**Exercise requirements:**
A complete response lists each line of the data below that includes the word "this".

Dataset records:
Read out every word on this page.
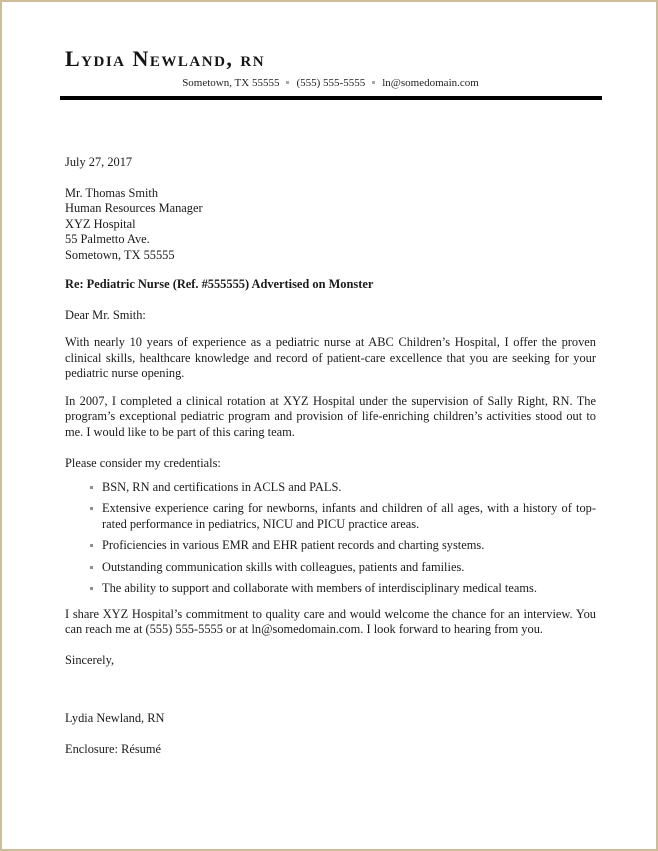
Lydia Newland, rn
Sometown, TX 55555 (555) 555-5555 ln@somedomain.com
July 27, 2017
Mr. Thomas Smith
Human Resources Manager
XYZ Hospital
55 Palmetto Ave.
Sometown, TX 55555
Re: Pediatric Nurse (Ref. #555555) Advertised on Monster
Dear Mr. Smith:

With nearly 10 years of experience as a pediatric nurse at ABC Children’s Hospital, I offer the proven clinical skills, healthcare knowledge and record of patient-care excellence that you are seeking for your pediatric nurse opening.

In 2007, I completed a clinical rotation at XYZ Hospital under the supervision of Sally Right, RN. The program’s exceptional pediatric program and provision of life-enriching children’s activities stood out to me. I would like to be part of this caring team.

Please consider my credentials:
BSN, RN and certifications in ACLS and PALS.
Extensive experience caring for newborns, infants and children of all ages, with a history of top-rated performance in pediatrics, NICU and PICU practice areas.
Proficiencies in various EMR and EHR patient records and charting systems.
Outstanding communication skills with colleagues, patients and families.
The ability to support and collaborate with members of interdisciplinary medical teams.

I share XYZ Hospital’s commitment to quality care and would welcome the chance for an interview. You can reach me at (555) 555-5555 or at ln@somedomain.com. I look forward to hearing from you.

Sincerely,
Lydia Newland, RN
Enclosure: Résumé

**Your response:**
Read out every word on this page.
In 2007, I completed a clinical rotation at XYZ Hospital under the supervision of Sally Right, RN. The program’s exceptional pediatric program and provision of life-enriching children’s activities stood out to me. I would like to be part of this caring team.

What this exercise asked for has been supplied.